◆ Stated exercise: Locate the string "data" in the listing below. Copy every line where it is found.

— START OF Input records —

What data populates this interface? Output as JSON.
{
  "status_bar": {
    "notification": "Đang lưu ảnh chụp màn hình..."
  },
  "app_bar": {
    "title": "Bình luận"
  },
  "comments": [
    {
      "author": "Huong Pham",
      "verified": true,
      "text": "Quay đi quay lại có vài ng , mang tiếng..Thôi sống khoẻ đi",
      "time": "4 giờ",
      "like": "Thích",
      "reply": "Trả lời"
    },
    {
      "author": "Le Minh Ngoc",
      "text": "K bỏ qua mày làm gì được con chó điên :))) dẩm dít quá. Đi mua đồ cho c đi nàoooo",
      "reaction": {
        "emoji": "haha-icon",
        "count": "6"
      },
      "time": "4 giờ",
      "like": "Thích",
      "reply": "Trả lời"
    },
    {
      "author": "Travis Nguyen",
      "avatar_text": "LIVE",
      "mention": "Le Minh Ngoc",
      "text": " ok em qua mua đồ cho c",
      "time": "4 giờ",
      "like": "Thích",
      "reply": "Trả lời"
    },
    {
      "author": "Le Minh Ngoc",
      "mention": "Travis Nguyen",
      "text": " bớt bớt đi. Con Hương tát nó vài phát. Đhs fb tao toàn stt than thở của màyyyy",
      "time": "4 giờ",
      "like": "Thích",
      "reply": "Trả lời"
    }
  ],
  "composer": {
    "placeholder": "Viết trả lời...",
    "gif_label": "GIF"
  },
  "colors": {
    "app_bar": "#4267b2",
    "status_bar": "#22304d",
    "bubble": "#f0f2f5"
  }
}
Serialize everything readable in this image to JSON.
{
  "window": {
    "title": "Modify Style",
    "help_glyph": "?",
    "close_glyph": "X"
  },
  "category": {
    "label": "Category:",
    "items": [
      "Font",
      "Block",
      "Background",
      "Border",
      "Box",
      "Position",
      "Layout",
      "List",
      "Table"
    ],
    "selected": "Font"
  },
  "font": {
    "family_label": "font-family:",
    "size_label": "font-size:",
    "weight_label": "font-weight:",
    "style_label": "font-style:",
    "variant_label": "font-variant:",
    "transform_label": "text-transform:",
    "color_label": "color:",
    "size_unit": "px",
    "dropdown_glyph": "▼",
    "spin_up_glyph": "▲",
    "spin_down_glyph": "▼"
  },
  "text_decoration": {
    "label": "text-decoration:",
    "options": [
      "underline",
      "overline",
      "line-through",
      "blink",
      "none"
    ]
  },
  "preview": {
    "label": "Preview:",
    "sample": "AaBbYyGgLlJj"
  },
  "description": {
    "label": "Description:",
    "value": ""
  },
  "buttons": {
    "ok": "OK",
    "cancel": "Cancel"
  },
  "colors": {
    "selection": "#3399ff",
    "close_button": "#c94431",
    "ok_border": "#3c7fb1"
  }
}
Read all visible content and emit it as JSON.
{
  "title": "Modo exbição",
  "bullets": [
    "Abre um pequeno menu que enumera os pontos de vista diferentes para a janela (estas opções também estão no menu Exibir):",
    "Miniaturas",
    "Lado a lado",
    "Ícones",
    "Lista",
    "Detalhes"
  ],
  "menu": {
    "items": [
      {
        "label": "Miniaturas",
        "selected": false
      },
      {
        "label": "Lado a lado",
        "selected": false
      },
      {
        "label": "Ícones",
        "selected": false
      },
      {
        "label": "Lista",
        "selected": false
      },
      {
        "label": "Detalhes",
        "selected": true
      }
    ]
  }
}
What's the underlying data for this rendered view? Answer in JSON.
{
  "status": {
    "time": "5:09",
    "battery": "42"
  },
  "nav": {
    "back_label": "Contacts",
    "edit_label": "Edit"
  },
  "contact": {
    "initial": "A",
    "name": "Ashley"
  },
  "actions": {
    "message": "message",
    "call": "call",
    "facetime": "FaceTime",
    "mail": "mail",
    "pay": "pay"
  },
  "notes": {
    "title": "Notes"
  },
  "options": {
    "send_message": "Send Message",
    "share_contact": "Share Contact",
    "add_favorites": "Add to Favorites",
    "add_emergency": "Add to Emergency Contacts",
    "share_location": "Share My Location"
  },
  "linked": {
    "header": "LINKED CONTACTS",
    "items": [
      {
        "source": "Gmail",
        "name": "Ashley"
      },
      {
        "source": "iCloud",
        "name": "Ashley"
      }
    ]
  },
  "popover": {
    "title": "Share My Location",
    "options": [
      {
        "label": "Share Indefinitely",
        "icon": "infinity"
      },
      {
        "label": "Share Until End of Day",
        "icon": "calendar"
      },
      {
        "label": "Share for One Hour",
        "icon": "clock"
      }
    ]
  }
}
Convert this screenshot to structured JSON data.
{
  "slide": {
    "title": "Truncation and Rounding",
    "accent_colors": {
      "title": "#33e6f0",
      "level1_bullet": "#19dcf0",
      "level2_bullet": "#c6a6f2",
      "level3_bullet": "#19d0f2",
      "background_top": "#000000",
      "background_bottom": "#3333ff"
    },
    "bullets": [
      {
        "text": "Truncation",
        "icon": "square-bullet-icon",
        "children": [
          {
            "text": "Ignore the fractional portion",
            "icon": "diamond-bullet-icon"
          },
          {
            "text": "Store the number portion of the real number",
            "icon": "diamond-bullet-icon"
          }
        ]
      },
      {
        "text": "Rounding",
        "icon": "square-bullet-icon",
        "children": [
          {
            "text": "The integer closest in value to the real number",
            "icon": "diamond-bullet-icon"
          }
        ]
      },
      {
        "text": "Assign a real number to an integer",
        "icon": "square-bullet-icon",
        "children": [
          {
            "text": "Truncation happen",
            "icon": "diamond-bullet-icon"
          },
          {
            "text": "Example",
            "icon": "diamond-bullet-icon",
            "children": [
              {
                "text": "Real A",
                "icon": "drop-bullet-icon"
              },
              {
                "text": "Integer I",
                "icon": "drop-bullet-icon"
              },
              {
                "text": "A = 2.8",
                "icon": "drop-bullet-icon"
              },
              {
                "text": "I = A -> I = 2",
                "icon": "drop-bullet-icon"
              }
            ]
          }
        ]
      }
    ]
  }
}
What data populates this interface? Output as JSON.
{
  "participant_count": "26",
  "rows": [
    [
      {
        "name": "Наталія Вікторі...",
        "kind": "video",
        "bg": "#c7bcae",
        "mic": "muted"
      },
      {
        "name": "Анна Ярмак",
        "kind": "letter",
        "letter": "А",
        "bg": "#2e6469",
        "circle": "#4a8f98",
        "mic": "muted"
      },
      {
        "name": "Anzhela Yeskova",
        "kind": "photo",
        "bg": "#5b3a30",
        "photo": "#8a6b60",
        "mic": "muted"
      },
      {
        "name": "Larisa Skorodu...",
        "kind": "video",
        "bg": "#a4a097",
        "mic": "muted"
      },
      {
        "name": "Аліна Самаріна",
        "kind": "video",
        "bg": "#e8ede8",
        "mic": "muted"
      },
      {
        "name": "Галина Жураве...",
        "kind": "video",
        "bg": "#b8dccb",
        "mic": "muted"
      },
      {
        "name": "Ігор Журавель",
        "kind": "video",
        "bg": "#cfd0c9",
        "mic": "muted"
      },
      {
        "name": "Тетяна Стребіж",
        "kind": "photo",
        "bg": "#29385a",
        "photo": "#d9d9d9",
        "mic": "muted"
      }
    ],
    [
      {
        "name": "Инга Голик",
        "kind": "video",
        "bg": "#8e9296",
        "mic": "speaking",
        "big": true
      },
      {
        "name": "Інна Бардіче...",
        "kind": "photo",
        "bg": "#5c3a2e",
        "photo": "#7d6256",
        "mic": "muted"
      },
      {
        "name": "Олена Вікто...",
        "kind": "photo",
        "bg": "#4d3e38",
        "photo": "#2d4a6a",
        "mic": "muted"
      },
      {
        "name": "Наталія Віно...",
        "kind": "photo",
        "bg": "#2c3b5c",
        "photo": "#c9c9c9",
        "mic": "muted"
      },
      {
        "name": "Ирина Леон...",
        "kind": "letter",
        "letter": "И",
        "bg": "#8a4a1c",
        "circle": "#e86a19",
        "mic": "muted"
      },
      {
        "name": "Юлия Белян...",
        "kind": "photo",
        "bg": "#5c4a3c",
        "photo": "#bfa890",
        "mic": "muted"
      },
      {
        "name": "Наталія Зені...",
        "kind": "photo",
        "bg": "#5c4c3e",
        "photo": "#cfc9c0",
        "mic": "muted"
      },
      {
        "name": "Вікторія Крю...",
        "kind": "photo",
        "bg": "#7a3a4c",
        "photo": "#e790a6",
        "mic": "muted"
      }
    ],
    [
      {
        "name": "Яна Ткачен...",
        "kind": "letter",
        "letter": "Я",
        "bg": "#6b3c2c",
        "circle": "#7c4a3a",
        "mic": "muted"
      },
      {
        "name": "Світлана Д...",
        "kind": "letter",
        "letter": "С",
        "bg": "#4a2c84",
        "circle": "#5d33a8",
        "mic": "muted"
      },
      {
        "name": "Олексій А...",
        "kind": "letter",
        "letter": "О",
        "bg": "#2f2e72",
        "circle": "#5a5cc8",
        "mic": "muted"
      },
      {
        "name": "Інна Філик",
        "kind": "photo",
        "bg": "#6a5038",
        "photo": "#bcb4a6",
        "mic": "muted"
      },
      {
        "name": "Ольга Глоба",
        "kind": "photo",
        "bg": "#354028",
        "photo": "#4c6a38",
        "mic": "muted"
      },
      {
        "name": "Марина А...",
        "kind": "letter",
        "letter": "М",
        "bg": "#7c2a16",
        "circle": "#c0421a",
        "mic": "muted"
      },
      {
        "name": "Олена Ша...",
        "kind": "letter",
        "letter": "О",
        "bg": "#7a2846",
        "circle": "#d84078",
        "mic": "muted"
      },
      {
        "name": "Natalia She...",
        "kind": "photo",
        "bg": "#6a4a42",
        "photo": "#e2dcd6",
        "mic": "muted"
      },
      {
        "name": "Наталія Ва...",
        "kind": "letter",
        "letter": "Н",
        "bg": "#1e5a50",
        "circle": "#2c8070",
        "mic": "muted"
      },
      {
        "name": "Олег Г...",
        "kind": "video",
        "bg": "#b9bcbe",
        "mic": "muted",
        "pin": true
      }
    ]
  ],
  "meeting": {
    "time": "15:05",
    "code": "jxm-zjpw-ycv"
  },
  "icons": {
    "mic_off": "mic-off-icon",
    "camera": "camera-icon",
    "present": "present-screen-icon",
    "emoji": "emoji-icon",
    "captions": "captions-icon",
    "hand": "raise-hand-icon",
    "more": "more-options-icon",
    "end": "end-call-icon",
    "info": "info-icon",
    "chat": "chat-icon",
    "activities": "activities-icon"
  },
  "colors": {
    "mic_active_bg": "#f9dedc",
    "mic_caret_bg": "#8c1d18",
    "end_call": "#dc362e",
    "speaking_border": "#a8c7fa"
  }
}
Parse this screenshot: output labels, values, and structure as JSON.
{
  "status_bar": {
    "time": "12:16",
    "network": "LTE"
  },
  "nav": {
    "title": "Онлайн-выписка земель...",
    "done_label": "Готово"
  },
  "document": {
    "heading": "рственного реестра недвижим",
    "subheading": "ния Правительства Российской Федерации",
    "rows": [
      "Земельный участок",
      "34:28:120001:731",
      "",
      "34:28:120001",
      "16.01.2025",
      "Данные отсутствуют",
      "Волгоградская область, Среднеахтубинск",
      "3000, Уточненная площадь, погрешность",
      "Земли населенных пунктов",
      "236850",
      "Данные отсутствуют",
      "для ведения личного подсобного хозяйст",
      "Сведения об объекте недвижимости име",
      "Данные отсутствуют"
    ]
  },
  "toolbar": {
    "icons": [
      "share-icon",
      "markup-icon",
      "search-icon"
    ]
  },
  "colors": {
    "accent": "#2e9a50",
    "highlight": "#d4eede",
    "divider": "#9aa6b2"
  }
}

— END OF Input records —

◆ Written response:
What data populates this interface? Output as JSON.
What's the underlying data for this rendered view? Answer in JSON.
Convert this screenshot to structured JSON data.
What data populates this interface? Output as JSON.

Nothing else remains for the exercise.